[Start GIVEN DATA]

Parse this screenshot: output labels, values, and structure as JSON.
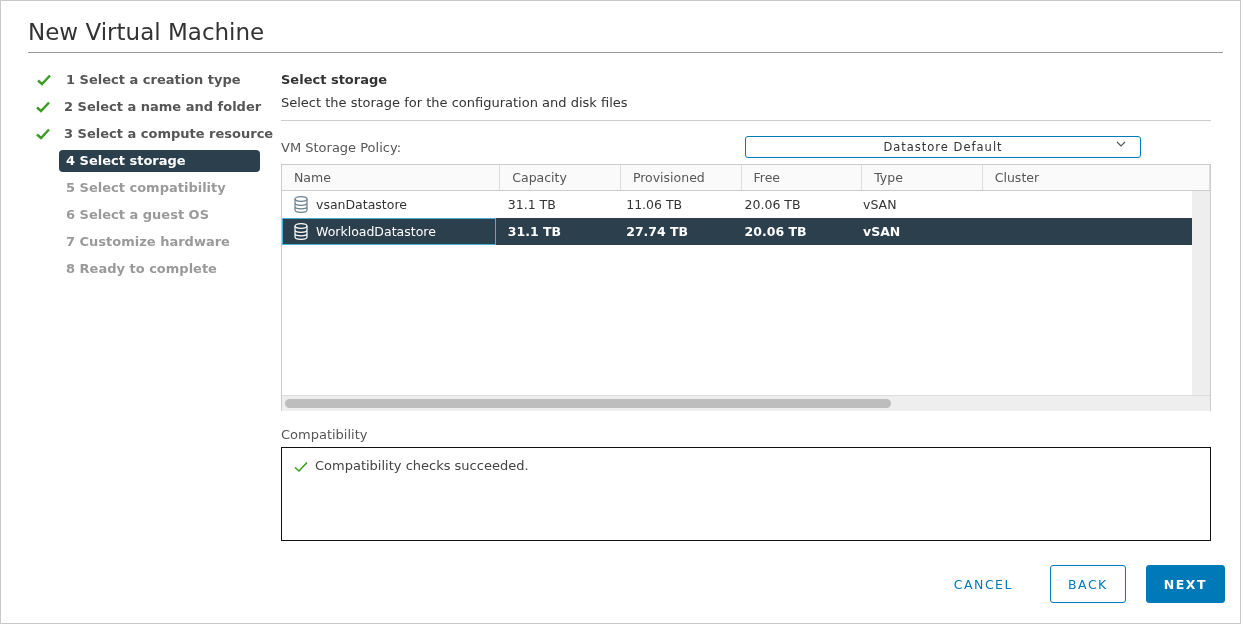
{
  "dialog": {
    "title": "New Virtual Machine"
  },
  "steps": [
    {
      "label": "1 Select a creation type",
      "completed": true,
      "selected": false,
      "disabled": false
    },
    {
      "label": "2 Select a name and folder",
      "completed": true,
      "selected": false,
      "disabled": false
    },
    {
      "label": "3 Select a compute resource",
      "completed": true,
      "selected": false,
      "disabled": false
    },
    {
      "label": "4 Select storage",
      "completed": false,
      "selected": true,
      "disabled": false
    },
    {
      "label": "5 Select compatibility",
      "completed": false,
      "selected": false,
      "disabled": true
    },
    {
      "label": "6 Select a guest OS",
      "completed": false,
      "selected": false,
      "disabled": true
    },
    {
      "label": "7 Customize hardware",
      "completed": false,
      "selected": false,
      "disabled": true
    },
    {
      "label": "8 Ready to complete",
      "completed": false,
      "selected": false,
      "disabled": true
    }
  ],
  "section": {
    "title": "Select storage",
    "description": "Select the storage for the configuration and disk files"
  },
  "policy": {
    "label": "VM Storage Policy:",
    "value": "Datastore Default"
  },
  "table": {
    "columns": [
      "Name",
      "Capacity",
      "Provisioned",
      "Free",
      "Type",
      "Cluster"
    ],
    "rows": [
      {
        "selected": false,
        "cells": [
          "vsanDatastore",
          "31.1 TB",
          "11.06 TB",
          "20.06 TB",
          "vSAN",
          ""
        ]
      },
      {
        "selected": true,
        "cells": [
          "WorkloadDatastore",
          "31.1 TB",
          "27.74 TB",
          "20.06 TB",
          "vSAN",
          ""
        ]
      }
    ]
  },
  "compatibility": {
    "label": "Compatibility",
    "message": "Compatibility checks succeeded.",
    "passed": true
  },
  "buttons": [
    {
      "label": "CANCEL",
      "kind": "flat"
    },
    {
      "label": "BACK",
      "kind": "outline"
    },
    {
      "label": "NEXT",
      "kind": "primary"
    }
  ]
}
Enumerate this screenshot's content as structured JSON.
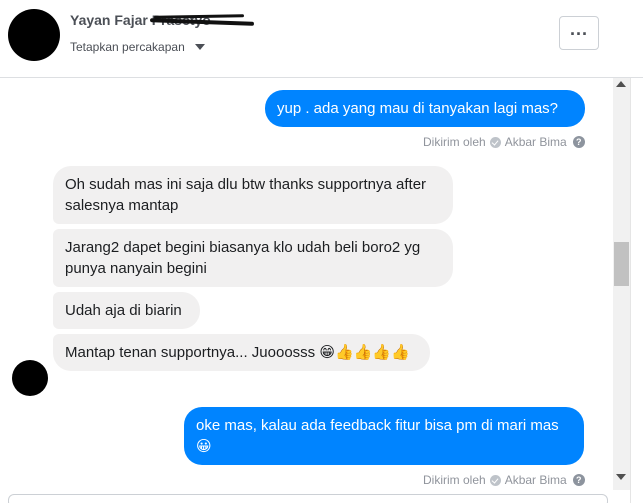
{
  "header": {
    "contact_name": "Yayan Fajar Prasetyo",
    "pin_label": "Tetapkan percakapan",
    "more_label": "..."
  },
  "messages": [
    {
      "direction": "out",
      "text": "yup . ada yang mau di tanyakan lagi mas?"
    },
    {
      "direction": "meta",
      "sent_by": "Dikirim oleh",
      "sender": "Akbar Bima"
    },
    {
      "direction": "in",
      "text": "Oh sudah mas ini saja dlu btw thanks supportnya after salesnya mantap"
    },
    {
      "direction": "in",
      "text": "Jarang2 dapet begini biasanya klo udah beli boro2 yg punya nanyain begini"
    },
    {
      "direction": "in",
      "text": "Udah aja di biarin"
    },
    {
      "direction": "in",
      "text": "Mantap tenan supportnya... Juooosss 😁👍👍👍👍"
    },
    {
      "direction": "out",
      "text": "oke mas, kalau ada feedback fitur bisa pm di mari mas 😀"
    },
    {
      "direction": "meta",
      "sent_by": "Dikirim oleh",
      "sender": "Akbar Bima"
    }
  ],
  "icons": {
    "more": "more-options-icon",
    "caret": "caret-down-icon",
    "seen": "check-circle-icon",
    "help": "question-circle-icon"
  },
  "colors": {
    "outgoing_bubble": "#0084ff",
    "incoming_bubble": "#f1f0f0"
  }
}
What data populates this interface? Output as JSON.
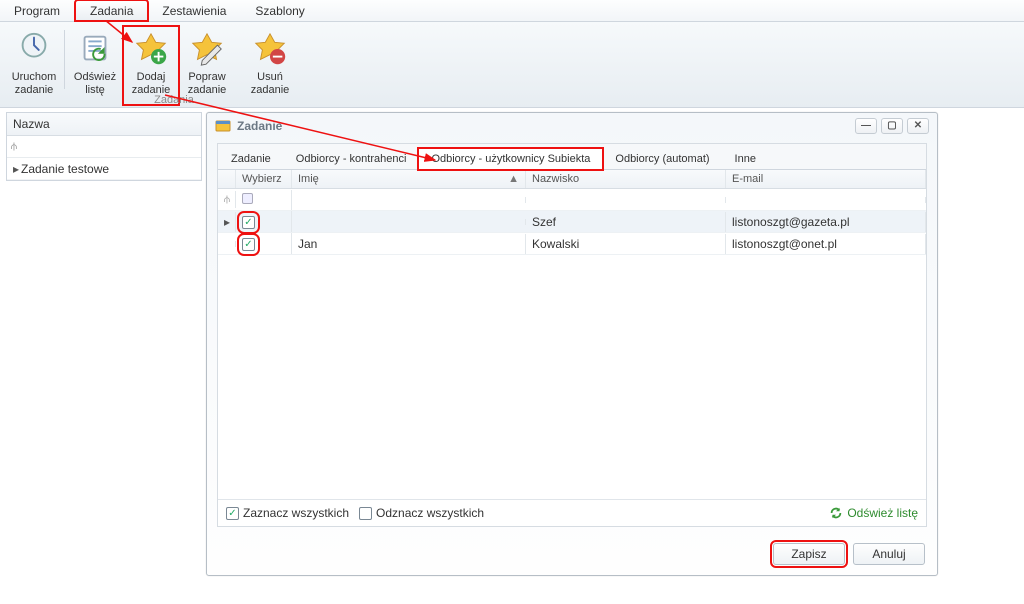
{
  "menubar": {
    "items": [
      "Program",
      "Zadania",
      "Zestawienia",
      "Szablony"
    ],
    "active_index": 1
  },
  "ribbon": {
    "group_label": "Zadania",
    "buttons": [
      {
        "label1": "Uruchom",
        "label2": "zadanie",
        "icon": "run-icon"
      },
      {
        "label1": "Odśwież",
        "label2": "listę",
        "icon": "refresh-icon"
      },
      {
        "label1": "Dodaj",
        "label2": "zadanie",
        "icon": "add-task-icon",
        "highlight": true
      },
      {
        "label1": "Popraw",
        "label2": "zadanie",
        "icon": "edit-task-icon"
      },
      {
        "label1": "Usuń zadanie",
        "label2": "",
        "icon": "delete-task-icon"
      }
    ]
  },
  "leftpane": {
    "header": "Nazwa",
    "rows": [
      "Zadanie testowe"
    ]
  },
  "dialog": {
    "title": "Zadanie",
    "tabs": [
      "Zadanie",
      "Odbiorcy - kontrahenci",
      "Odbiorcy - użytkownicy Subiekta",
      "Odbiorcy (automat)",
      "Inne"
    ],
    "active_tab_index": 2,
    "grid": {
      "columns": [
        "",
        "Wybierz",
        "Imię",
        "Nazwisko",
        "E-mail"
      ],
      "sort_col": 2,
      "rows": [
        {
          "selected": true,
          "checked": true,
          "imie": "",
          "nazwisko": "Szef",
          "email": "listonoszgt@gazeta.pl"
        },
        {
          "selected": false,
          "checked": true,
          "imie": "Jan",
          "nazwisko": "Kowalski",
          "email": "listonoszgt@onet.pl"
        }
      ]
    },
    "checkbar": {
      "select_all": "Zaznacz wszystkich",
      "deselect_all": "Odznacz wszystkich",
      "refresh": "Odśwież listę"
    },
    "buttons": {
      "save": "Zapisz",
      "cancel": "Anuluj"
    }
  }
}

[End GIVEN DATA]

> _AIM OF THE TASK_
Your task is to retype the lines running from the one that contains "What data populates" through the end of the records, and nothing else. Pictures are not part of the copy.

> _SOLUTION TO THIS PROBLEM_
What data populates this interface? Output as JSON.
{
  "menubar": {
    "items": [
      "Program",
      "Zadania",
      "Zestawienia",
      "Szablony"
    ],
    "active_index": 1
  },
  "ribbon": {
    "group_label": "Zadania",
    "buttons": [
      {
        "label1": "Uruchom",
        "label2": "zadanie",
        "icon": "run-icon"
      },
      {
        "label1": "Odśwież",
        "label2": "listę",
        "icon": "refresh-icon"
      },
      {
        "label1": "Dodaj",
        "label2": "zadanie",
        "icon": "add-task-icon",
        "highlight": true
      },
      {
        "label1": "Popraw",
        "label2": "zadanie",
        "icon": "edit-task-icon"
      },
      {
        "label1": "Usuń zadanie",
        "label2": "",
        "icon": "delete-task-icon"
      }
    ]
  },
  "leftpane": {
    "header": "Nazwa",
    "rows": [
      "Zadanie testowe"
    ]
  },
  "dialog": {
    "title": "Zadanie",
    "tabs": [
      "Zadanie",
      "Odbiorcy - kontrahenci",
      "Odbiorcy - użytkownicy Subiekta",
      "Odbiorcy (automat)",
      "Inne"
    ],
    "active_tab_index": 2,
    "grid": {
      "columns": [
        "",
        "Wybierz",
        "Imię",
        "Nazwisko",
        "E-mail"
      ],
      "sort_col": 2,
      "rows": [
        {
          "selected": true,
          "checked": true,
          "imie": "",
          "nazwisko": "Szef",
          "email": "listonoszgt@gazeta.pl"
        },
        {
          "selected": false,
          "checked": true,
          "imie": "Jan",
          "nazwisko": "Kowalski",
          "email": "listonoszgt@onet.pl"
        }
      ]
    },
    "checkbar": {
      "select_all": "Zaznacz wszystkich",
      "deselect_all": "Odznacz wszystkich",
      "refresh": "Odśwież listę"
    },
    "buttons": {
      "save": "Zapisz",
      "cancel": "Anuluj"
    }
  }
}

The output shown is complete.